Set problem –
Lines containing the string "printed" are to be collected in full.

Data entries –
+++
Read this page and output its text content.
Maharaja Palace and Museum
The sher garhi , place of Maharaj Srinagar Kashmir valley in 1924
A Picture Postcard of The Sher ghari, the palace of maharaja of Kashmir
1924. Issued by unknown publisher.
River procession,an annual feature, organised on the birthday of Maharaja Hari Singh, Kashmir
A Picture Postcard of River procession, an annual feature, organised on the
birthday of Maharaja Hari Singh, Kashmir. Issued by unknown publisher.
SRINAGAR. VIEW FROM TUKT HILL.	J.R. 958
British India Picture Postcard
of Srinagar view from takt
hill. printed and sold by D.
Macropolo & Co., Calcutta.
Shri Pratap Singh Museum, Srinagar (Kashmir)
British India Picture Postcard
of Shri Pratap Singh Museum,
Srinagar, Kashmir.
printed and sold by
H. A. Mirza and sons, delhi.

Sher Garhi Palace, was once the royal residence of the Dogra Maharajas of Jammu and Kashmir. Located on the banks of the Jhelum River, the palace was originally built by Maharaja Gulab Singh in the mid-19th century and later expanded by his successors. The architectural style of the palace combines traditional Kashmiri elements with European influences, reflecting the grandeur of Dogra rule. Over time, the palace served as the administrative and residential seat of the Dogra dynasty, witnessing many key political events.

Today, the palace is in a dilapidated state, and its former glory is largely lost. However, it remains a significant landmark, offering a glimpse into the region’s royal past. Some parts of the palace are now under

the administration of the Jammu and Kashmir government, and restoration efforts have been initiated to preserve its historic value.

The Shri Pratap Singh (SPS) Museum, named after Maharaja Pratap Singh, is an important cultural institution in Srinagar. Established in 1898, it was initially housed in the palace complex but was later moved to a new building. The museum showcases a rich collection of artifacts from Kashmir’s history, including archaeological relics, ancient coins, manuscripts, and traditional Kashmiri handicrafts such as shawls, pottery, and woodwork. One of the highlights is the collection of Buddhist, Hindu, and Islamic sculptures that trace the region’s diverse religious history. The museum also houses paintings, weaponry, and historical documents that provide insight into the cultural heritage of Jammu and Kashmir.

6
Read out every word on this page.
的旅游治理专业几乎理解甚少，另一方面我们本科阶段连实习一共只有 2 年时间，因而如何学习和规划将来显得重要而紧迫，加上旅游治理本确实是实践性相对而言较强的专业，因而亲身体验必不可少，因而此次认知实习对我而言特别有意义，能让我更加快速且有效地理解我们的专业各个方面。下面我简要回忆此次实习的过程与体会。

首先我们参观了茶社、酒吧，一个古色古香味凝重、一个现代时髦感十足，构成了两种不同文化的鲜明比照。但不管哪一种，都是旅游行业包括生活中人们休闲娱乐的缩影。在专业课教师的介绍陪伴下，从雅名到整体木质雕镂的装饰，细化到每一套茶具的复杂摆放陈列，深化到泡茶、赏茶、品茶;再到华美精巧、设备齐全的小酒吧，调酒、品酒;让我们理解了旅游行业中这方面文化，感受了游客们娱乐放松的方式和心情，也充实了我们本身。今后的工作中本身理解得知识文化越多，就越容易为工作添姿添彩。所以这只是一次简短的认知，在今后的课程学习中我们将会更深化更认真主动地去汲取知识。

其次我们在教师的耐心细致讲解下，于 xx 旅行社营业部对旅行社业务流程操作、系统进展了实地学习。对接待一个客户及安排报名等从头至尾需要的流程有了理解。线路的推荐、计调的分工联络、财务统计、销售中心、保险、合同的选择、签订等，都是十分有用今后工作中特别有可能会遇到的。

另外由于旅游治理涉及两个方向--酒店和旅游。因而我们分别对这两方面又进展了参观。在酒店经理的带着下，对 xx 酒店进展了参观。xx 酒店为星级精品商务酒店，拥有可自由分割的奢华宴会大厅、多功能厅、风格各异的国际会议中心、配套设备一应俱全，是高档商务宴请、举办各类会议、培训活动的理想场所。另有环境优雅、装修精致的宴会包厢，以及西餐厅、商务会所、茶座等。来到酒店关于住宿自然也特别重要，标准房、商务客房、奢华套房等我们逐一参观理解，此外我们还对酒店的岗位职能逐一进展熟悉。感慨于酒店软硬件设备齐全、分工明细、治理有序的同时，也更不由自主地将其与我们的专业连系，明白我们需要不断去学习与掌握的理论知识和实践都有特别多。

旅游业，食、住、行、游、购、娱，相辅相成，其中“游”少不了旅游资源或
+++
Task output –
hill. printed and sold by D.
printed and sold by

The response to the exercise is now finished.